____ TASK INPUTS

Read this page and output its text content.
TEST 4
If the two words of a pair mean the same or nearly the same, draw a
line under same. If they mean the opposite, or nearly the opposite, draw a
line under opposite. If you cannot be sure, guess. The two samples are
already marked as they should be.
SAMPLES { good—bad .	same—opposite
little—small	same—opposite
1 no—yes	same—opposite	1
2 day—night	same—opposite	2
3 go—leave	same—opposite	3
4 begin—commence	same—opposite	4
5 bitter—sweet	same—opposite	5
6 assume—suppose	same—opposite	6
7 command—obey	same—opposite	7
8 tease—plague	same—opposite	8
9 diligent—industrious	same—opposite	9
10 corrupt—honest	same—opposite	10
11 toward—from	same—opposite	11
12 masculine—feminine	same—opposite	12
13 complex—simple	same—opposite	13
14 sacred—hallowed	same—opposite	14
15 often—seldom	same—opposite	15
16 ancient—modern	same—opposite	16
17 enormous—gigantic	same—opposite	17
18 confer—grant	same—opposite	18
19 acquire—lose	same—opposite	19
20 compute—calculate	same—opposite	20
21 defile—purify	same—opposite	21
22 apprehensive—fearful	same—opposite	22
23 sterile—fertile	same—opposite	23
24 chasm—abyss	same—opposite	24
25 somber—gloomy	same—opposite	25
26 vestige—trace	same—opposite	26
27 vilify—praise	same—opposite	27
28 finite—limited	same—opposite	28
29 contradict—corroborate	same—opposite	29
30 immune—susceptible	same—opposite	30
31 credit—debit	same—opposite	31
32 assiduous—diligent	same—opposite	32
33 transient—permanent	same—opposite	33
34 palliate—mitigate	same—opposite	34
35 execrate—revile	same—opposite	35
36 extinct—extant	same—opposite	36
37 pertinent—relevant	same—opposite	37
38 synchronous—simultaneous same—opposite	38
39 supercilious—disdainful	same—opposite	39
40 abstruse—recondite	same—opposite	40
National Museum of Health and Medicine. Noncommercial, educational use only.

________

## WHAT IS REQUIRED
Which lines hold the string "mean"? List them all.

## PROBLEM SOLUTION
If the two words of a pair mean the same or nearly the same, draw a
line under same. If they mean the opposite, or nearly the opposite, draw a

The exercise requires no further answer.